* _What is being asked_: Of all the lines in the material, how many include the word "this"? Reply with the number alone.

* _Record set_:
----
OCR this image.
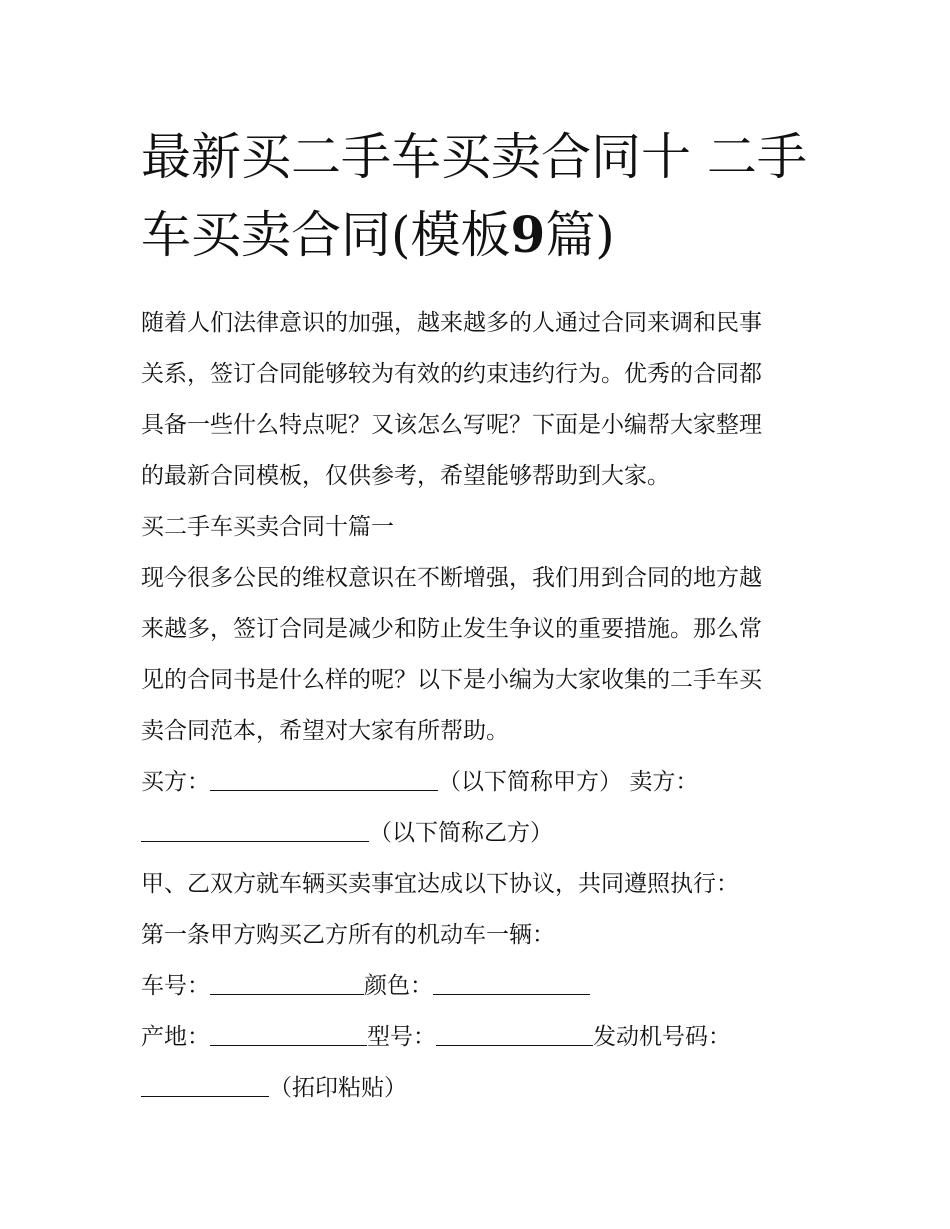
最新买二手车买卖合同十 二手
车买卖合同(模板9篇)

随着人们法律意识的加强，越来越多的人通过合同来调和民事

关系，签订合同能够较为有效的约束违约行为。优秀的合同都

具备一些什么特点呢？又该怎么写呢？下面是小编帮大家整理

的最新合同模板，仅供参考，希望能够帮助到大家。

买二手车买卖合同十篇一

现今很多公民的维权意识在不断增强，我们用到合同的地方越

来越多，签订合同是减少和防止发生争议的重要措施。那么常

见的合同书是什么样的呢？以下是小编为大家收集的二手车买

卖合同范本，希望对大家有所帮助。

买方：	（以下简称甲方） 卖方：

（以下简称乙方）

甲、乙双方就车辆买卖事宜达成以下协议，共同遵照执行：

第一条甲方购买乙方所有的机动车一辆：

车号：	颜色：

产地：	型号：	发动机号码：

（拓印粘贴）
----
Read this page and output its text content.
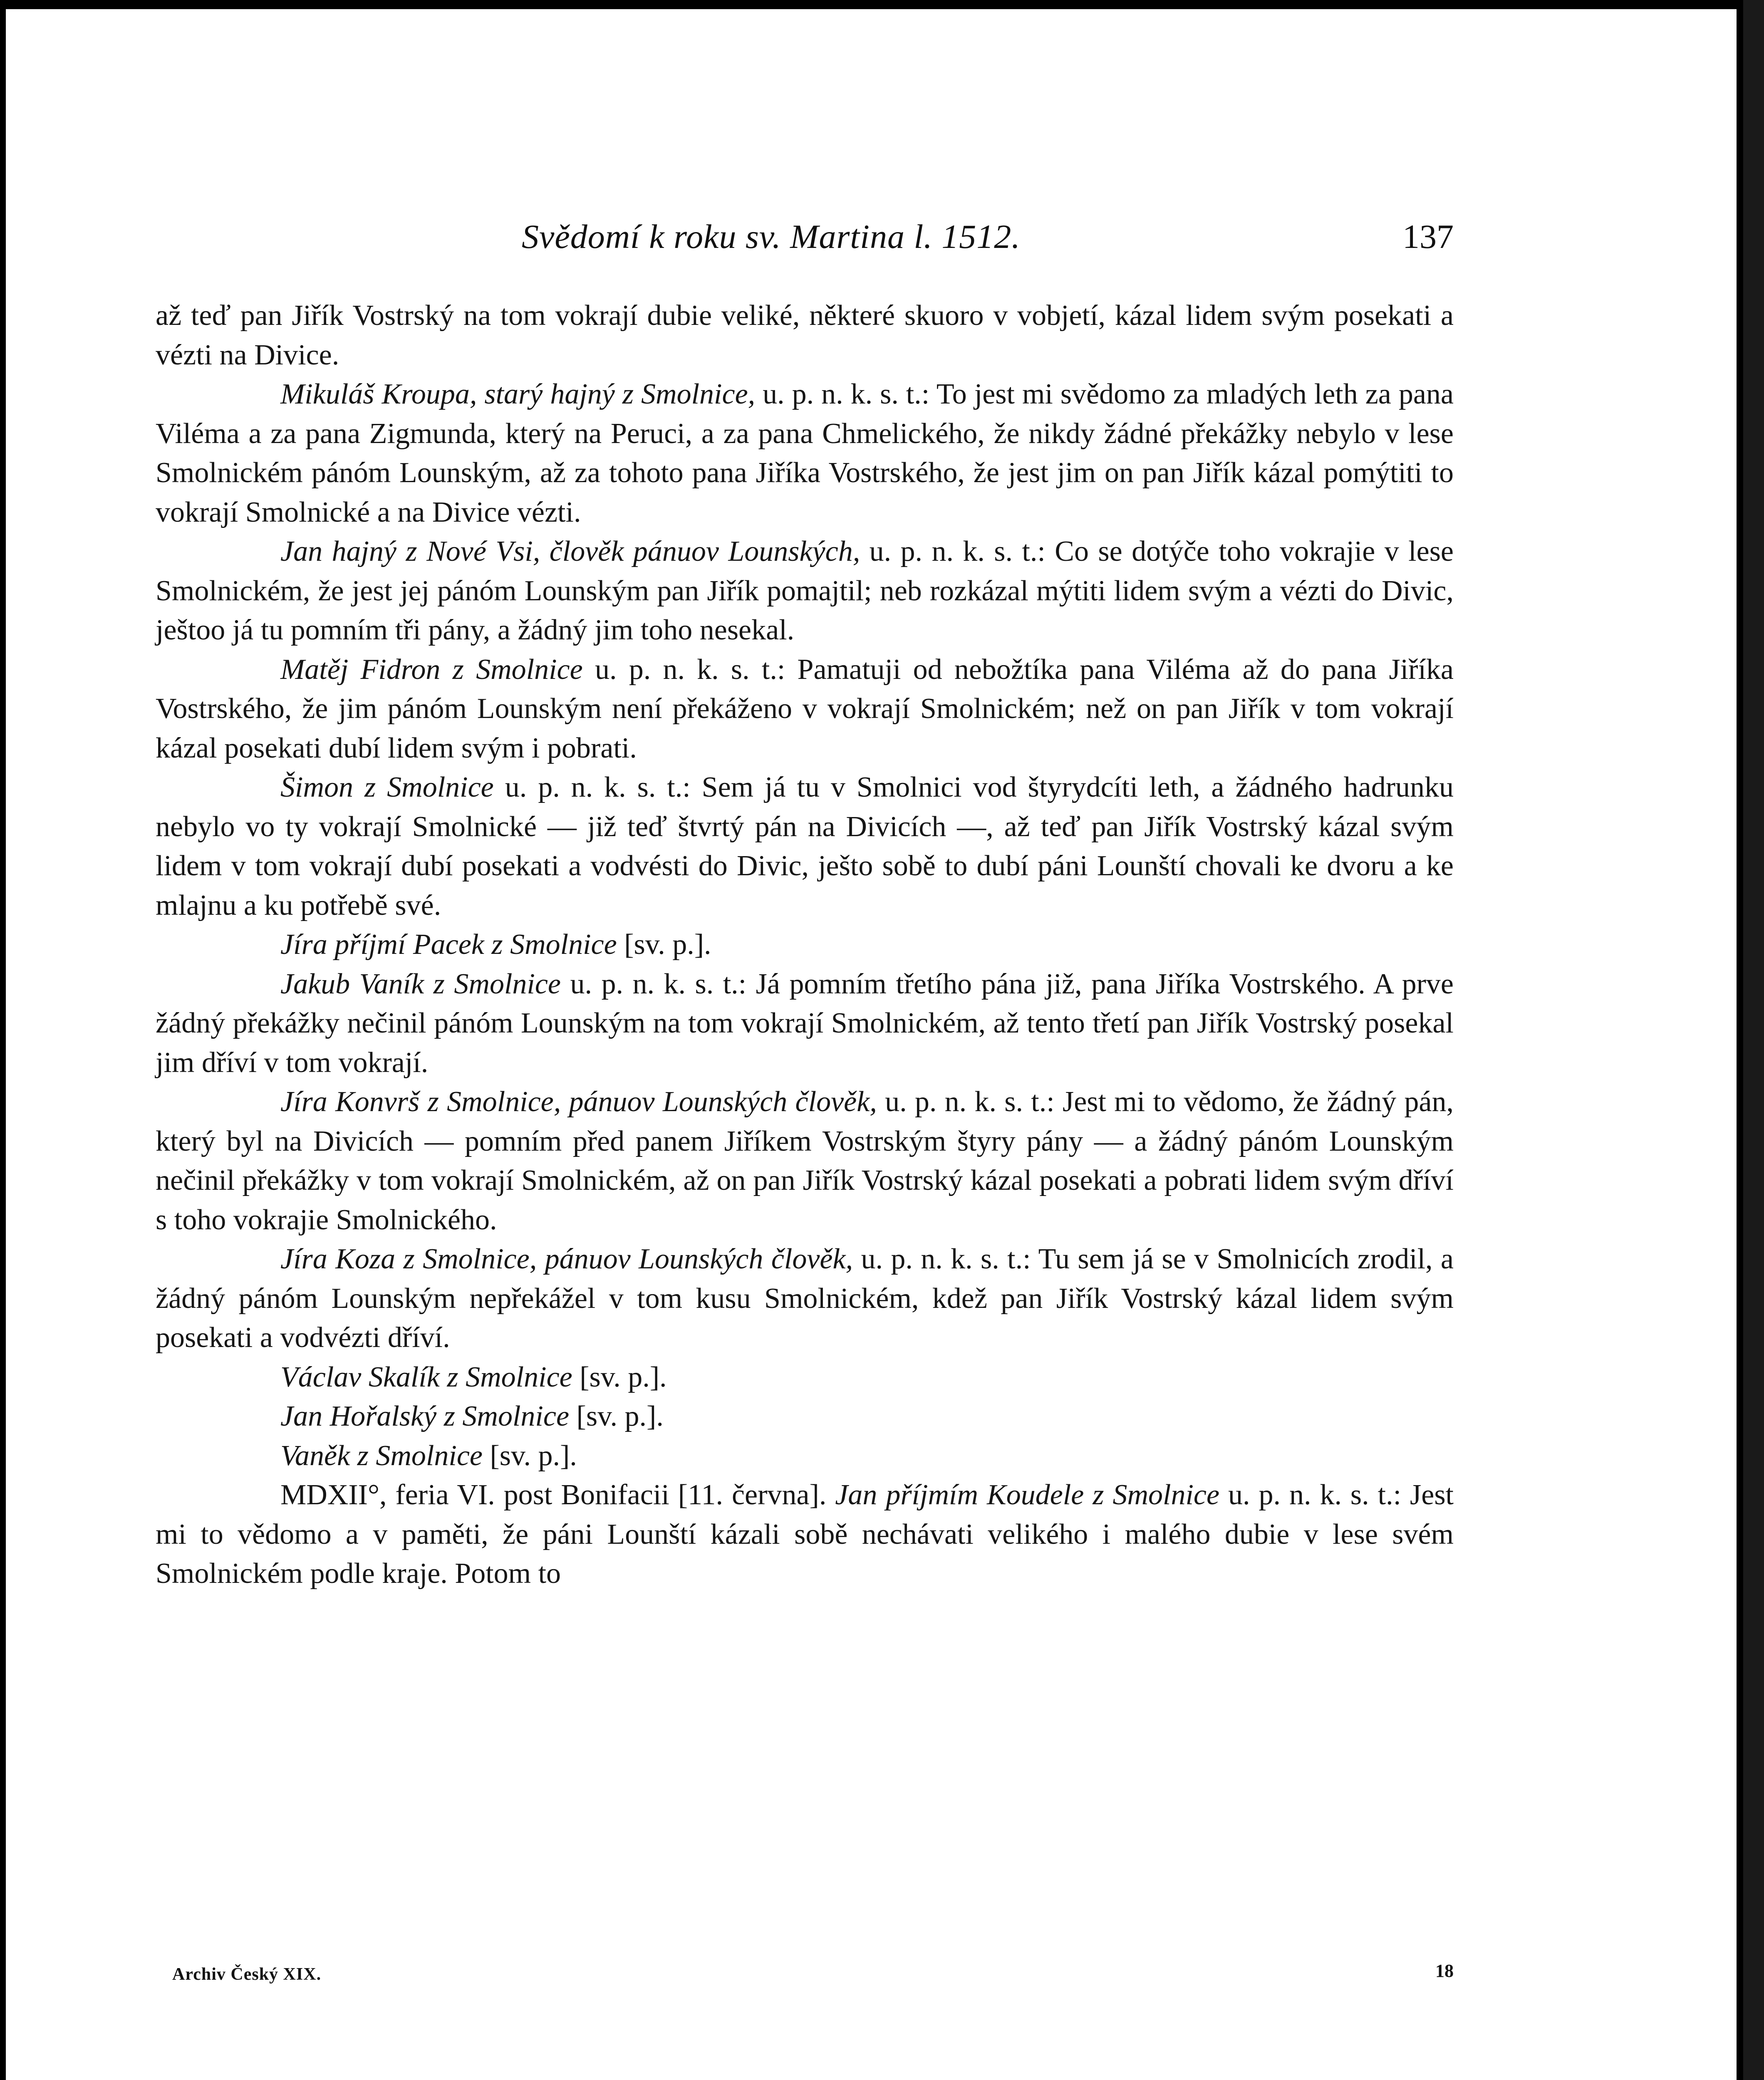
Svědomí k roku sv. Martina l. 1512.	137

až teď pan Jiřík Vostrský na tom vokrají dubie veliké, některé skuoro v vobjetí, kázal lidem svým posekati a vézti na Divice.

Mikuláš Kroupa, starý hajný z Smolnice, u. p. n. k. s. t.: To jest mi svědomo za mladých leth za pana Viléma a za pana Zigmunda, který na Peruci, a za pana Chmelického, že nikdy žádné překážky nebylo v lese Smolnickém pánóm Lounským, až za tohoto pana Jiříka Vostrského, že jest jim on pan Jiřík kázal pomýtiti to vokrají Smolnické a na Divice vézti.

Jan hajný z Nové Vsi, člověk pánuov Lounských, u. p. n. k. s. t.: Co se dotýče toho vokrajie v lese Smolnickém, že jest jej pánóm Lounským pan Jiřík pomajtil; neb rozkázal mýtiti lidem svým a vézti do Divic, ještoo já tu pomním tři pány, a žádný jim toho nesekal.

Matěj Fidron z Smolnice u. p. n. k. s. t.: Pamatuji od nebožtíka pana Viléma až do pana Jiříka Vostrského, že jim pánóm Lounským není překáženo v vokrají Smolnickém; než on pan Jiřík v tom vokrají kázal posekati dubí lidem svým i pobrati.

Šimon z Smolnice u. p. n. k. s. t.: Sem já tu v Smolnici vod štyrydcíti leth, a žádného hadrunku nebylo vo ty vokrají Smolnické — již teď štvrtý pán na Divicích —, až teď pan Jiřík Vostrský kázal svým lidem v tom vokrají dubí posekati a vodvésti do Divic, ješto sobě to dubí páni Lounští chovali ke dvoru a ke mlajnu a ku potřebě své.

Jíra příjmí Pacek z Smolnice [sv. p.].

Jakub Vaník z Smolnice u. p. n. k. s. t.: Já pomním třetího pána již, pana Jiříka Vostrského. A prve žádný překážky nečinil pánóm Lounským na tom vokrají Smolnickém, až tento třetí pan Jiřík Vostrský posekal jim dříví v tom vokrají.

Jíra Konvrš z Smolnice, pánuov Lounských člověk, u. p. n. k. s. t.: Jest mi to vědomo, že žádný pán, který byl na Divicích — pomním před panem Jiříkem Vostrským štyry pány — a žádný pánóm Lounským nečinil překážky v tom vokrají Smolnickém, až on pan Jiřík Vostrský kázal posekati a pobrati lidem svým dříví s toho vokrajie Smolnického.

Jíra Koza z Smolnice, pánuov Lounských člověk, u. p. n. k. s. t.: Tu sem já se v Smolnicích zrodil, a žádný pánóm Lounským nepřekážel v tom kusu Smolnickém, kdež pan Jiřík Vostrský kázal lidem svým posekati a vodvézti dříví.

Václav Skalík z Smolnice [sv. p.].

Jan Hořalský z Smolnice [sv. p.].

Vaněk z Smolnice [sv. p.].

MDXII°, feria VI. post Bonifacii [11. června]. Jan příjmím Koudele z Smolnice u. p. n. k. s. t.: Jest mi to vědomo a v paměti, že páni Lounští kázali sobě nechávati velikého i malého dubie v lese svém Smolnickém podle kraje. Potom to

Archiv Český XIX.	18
----
* _Reply to the exercise_: 2